YOUR INSTRUCTIONS: Write out the data below in full, unchanged, minus the images.

DATA RECORDS:
---+---

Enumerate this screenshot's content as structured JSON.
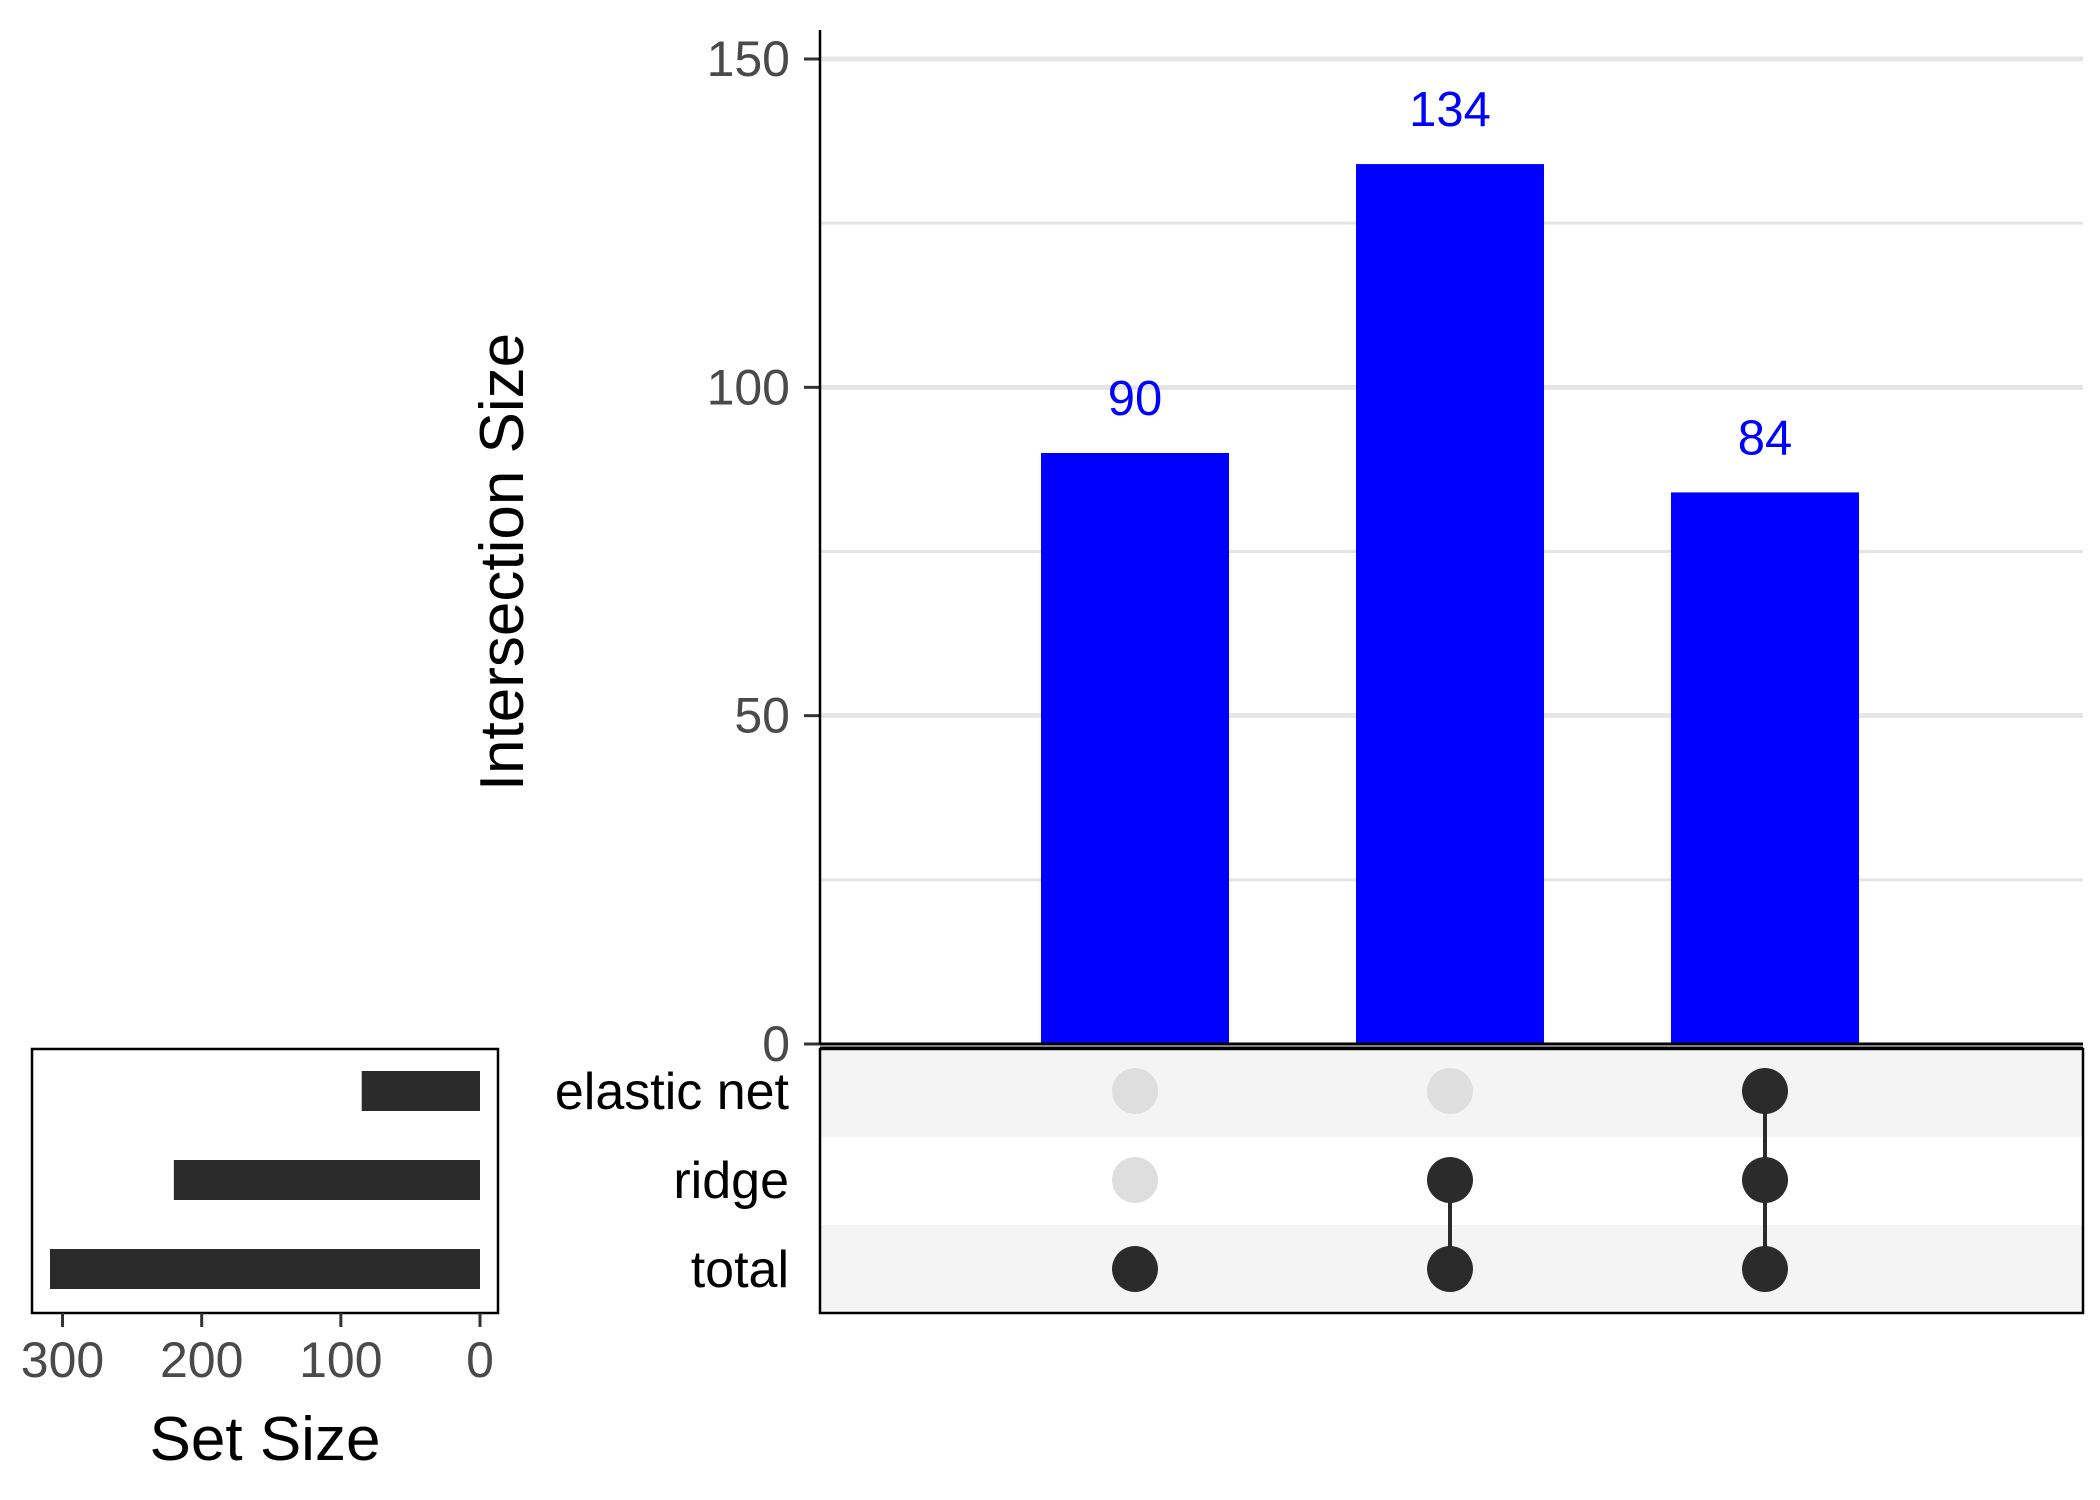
{
  "chart_data": {
    "type": "upset",
    "intersections": [
      {
        "members": [
          "total"
        ],
        "value": 90
      },
      {
        "members": [
          "ridge",
          "total"
        ],
        "value": 134
      },
      {
        "members": [
          "elastic net",
          "ridge",
          "total"
        ],
        "value": 84
      }
    ],
    "sets": [
      {
        "name": "elastic net",
        "size": 85
      },
      {
        "name": "ridge",
        "size": 220
      },
      {
        "name": "total",
        "size": 309
      }
    ],
    "intersection_axis": {
      "label": "Intersection Size",
      "ylim": [
        0,
        150
      ],
      "ticks": [
        0,
        50,
        100,
        150
      ]
    },
    "set_axis": {
      "label": "Set Size",
      "xlim": [
        0,
        300
      ],
      "ticks": [
        300,
        200,
        100,
        0
      ]
    },
    "grid": true,
    "colors": {
      "bars": "#0000ff",
      "bar_labels": "#0000ff",
      "set_bars": "#2b2b2b",
      "dot_active": "#2b2b2b",
      "dot_inactive": "#dedede",
      "stripe": "#f4f4f4",
      "grid": "#e5e5e5"
    }
  }
}
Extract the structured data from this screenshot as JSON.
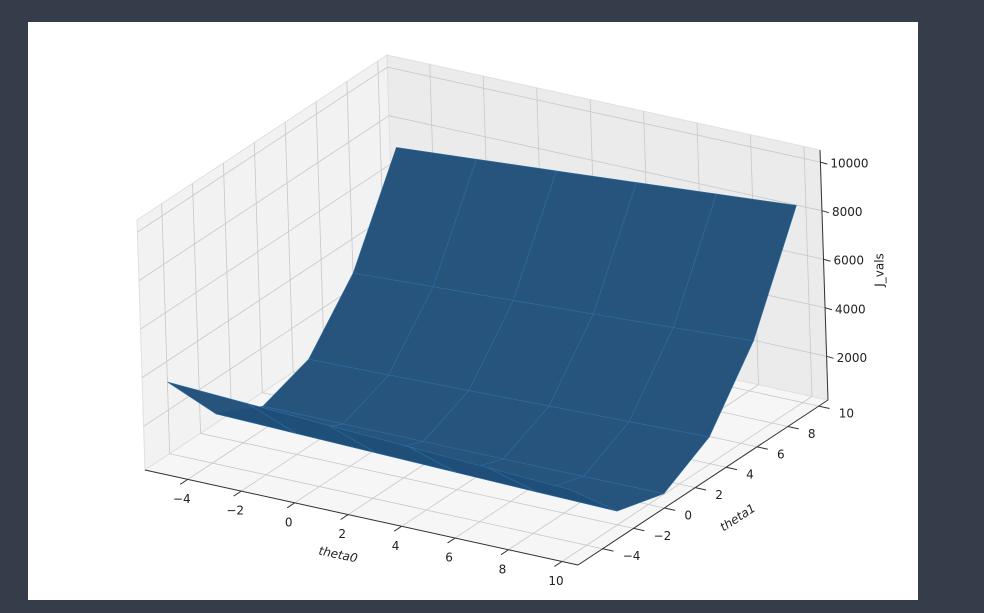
{
  "chart_data": {
    "type": "surface",
    "x_label": "theta0",
    "y_label": "theta1",
    "z_label": "J_vals",
    "x": [
      -5,
      -2,
      1,
      4,
      7,
      10
    ],
    "y": [
      -5,
      -2,
      1,
      4,
      7,
      10
    ],
    "z": [
      [
        3716,
        3549,
        3386,
        3228,
        3073,
        2923
      ],
      [
        1151,
        1065,
        983,
        906,
        832,
        763
      ],
      [
        206,
        201,
        200,
        204,
        211,
        223
      ],
      [
        881,
        957,
        1037,
        1122,
        1210,
        1303
      ],
      [
        3176,
        3333,
        3494,
        3660,
        3829,
        4003
      ],
      [
        7091,
        7329,
        7571,
        7818,
        8068,
        8323
      ]
    ],
    "color": "#1f4e79",
    "xlim": [
      -5.6,
      10.6
    ],
    "ylim": [
      -5.6,
      10.6
    ],
    "zlim": [
      200,
      10500
    ],
    "xticks": [
      {
        "value": -4,
        "label": "−4"
      },
      {
        "value": -2,
        "label": "−2"
      },
      0,
      2,
      4,
      6,
      8,
      10
    ],
    "yticks": [
      {
        "value": -4,
        "label": "−4"
      },
      {
        "value": -2,
        "label": "−2"
      },
      0,
      2,
      4,
      6,
      8,
      10
    ],
    "zticks": [
      2000,
      4000,
      6000,
      8000,
      10000
    ],
    "grid": true
  }
}
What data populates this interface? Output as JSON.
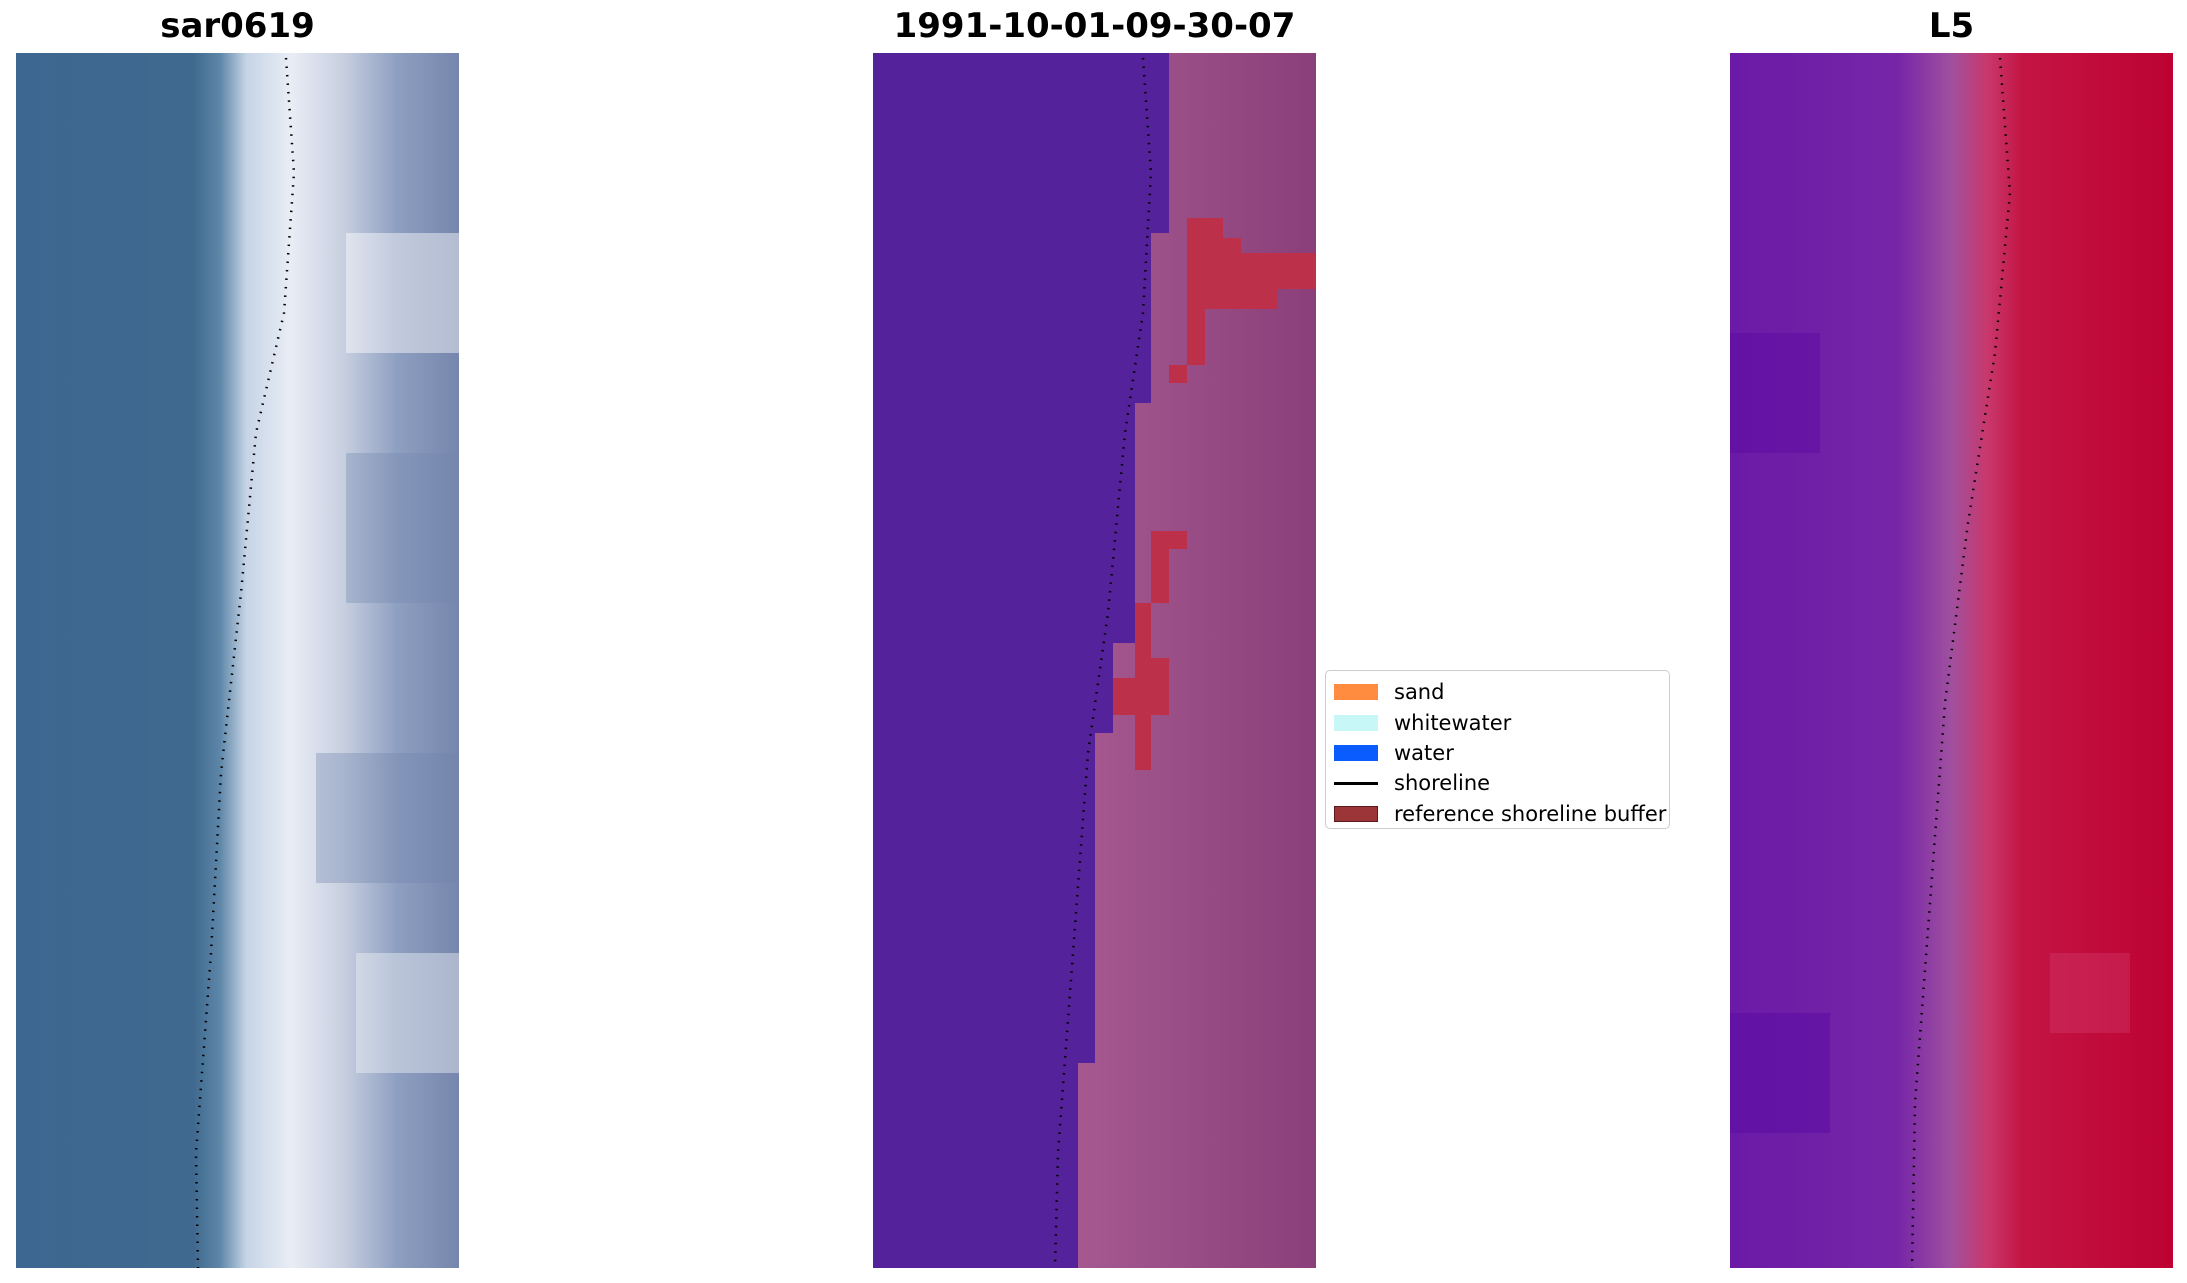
{
  "panels": [
    {
      "title": "sar0619",
      "kind": "rgb-image"
    },
    {
      "title": "1991-10-01-09-30-07",
      "kind": "classified-image"
    },
    {
      "title": "L5",
      "kind": "index-image"
    }
  ],
  "legend": {
    "items": [
      {
        "label": "sand",
        "color": "#ff8c3f",
        "icon": "patch"
      },
      {
        "label": "whitewater",
        "color": "#c8f7f7",
        "icon": "patch"
      },
      {
        "label": "water",
        "color": "#0a5cff",
        "icon": "patch"
      },
      {
        "label": "shoreline",
        "color": "#000000",
        "icon": "line"
      },
      {
        "label": "reference shoreline buffer",
        "color": "#9c3538",
        "icon": "patch"
      }
    ]
  },
  "colors": {
    "ocean_rgb": "#3e6891",
    "surf_rgb": "#e8ecf4",
    "water_class": "#54229a",
    "land_class": "#b05e98",
    "buffer": "#bd3049",
    "index_low": "#6a1aa6",
    "index_high": "#c2002e"
  }
}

---+---

RESPONSE TO THIS TASK:
Enumerate this screenshot's content as structured JSON.
{
  "chart_data": {
    "type": "upset",
    "intersections": [
      {
        "members": [
          "total"
        ],
        "value": 90
      },
      {
        "members": [
          "ridge",
          "total"
        ],
        "value": 134
      },
      {
        "members": [
          "elastic net",
          "ridge",
          "total"
        ],
        "value": 84
      }
    ],
    "sets": [
      {
        "name": "elastic net",
        "size": 85
      },
      {
        "name": "ridge",
        "size": 220
      },
      {
        "name": "total",
        "size": 309
      }
    ],
    "intersection_axis": {
      "label": "Intersection Size",
      "ylim": [
        0,
        150
      ],
      "ticks": [
        0,
        50,
        100,
        150
      ]
    },
    "set_axis": {
      "label": "Set Size",
      "xlim": [
        0,
        300
      ],
      "ticks": [
        300,
        200,
        100,
        0
      ]
    },
    "grid": true,
    "colors": {
      "bars": "#0000ff",
      "bar_labels": "#0000ff",
      "set_bars": "#2b2b2b",
      "dot_active": "#2b2b2b",
      "dot_inactive": "#dedede",
      "stripe": "#f4f4f4",
      "grid": "#e5e5e5"
    }
  }
}
Extract the structured data from this screenshot as JSON.
{
  "chart_data": {
    "type": "surface",
    "x_label": "theta0",
    "y_label": "theta1",
    "z_label": "J_vals",
    "x": [
      -5,
      -2,
      1,
      4,
      7,
      10
    ],
    "y": [
      -5,
      -2,
      1,
      4,
      7,
      10
    ],
    "z": [
      [
        3716,
        3549,
        3386,
        3228,
        3073,
        2923
      ],
      [
        1151,
        1065,
        983,
        906,
        832,
        763
      ],
      [
        206,
        201,
        200,
        204,
        211,
        223
      ],
      [
        881,
        957,
        1037,
        1122,
        1210,
        1303
      ],
      [
        3176,
        3333,
        3494,
        3660,
        3829,
        4003
      ],
      [
        7091,
        7329,
        7571,
        7818,
        8068,
        8323
      ]
    ],
    "color": "#1f4e79",
    "xlim": [
      -5.6,
      10.6
    ],
    "ylim": [
      -5.6,
      10.6
    ],
    "zlim": [
      200,
      10500
    ],
    "xticks": [
      {
        "value": -4,
        "label": "−4"
      },
      {
        "value": -2,
        "label": "−2"
      },
      0,
      2,
      4,
      6,
      8,
      10
    ],
    "yticks": [
      {
        "value": -4,
        "label": "−4"
      },
      {
        "value": -2,
        "label": "−2"
      },
      0,
      2,
      4,
      6,
      8,
      10
    ],
    "zticks": [
      2000,
      4000,
      6000,
      8000,
      10000
    ],
    "grid": true
  }
}
What data populates this interface? Output as JSON.
{
  "panels": [
    {
      "title": "sar0619",
      "kind": "rgb-image"
    },
    {
      "title": "1991-10-01-09-30-07",
      "kind": "classified-image"
    },
    {
      "title": "L5",
      "kind": "index-image"
    }
  ],
  "legend": {
    "items": [
      {
        "label": "sand",
        "color": "#ff8c3f",
        "icon": "patch"
      },
      {
        "label": "whitewater",
        "color": "#c8f7f7",
        "icon": "patch"
      },
      {
        "label": "water",
        "color": "#0a5cff",
        "icon": "patch"
      },
      {
        "label": "shoreline",
        "color": "#000000",
        "icon": "line"
      },
      {
        "label": "reference shoreline buffer",
        "color": "#9c3538",
        "icon": "patch"
      }
    ]
  },
  "colors": {
    "ocean_rgb": "#3e6891",
    "surf_rgb": "#e8ecf4",
    "water_class": "#54229a",
    "land_class": "#b05e98",
    "buffer": "#bd3049",
    "index_low": "#6a1aa6",
    "index_high": "#c2002e"
  }
}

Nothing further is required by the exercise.